**TASK DESCRIPTION:**
Go through the entries below and retype them exactly, omitting each picture.
··· RECORD EXTRACTS
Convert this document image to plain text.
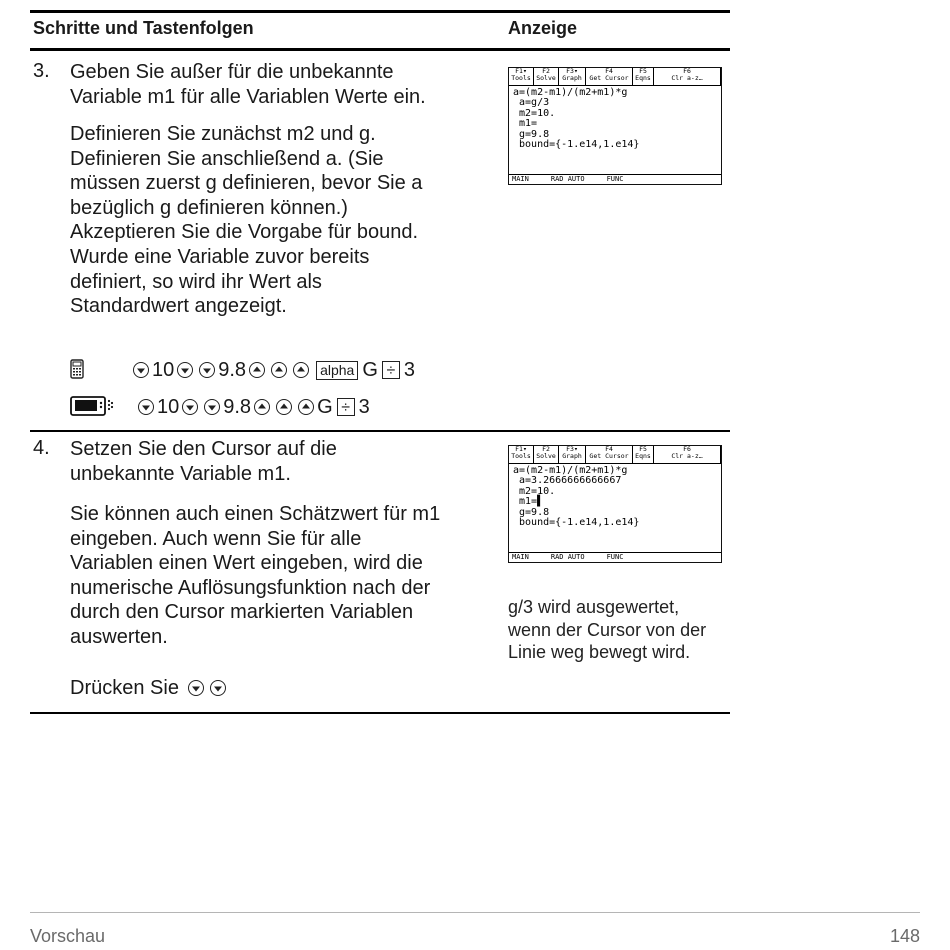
Schritte und Tastenfolgen	Anzeige
3. Geben Sie außer für die unbekannte
Variable m1 für alle Variablen Werte ein.
Definieren Sie zunächst m2 und g.
Definieren Sie anschließend a. (Sie
müssen zuerst g definieren, bevor Sie a
bezüglich g definieren können.)
Akzeptieren Sie die Vorgabe für bound.
Wurde eine Variable zuvor bereits
definiert, so wird ihr Wert als
Standardwert angezeigt.
10 9.8	alpha G ÷ 3
10 9.8	G ÷ 3
F1▾
Tools
F2
Solve
F3▾
Graph
F4
Get Cursor
F5
Eqns
F6
Clr a-z…
a=(m2-m1)/(m2+m1)*g
a=g/3
m2=10.
m1=
g=9.8
bound={-1.e14,1.e14}
MAIN	RAD AUTO	FUNC
4. Setzen Sie den Cursor auf die
unbekannte Variable m1.
Sie können auch einen Schätzwert für m1
eingeben. Auch wenn Sie für alle
Variablen einen Wert eingeben, wird die
numerische Auflösungsfunktion nach der
durch den Cursor markierten Variablen
auswerten.
Drücken Sie
F1▾
Tools
F2
Solve
F3▾
Graph
F4
Get Cursor
F5
Eqns
F6
Clr a-z…
a=(m2-m1)/(m2+m1)*g
a=3.2666666666667
m2=10.
m1=▌
g=9.8
bound={-1.e14,1.e14}
MAIN	RAD AUTO	FUNC
g/3 wird ausgewertet, wenn der Cursor von der Linie weg bewegt wird.
Vorschau	148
······
**THE SOLUTION:**
Convert this document image to plain text.
Schritte und Tastenfolgen	Anzeige
3. Geben Sie außer für die unbekannte
Variable m1 für alle Variablen Werte ein.
Definieren Sie zunächst m2 und g.
Definieren Sie anschließend a. (Sie
müssen zuerst g definieren, bevor Sie a
bezüglich g definieren können.)
Akzeptieren Sie die Vorgabe für bound.
Wurde eine Variable zuvor bereits
definiert, so wird ihr Wert als
Standardwert angezeigt.
10 9.8	alpha G ÷ 3
10 9.8	G ÷ 3
F1▾
Tools
F2
Solve
F3▾
Graph
F4
Get Cursor
F5
Eqns
F6
Clr a-z…
a=(m2-m1)/(m2+m1)*g
a=g/3
m2=10.
m1=
g=9.8
bound={-1.e14,1.e14}
MAIN	RAD AUTO	FUNC
4. Setzen Sie den Cursor auf die
unbekannte Variable m1.
Sie können auch einen Schätzwert für m1
eingeben. Auch wenn Sie für alle
Variablen einen Wert eingeben, wird die
numerische Auflösungsfunktion nach der
durch den Cursor markierten Variablen
auswerten.
Drücken Sie
F1▾
Tools
F2
Solve
F3▾
Graph
F4
Get Cursor
F5
Eqns
F6
Clr a-z…
a=(m2-m1)/(m2+m1)*g
a=3.2666666666667
m2=10.
m1=▌
g=9.8
bound={-1.e14,1.e14}
MAIN	RAD AUTO	FUNC
g/3 wird ausgewertet, wenn der Cursor von der Linie weg bewegt wird.
Vorschau	148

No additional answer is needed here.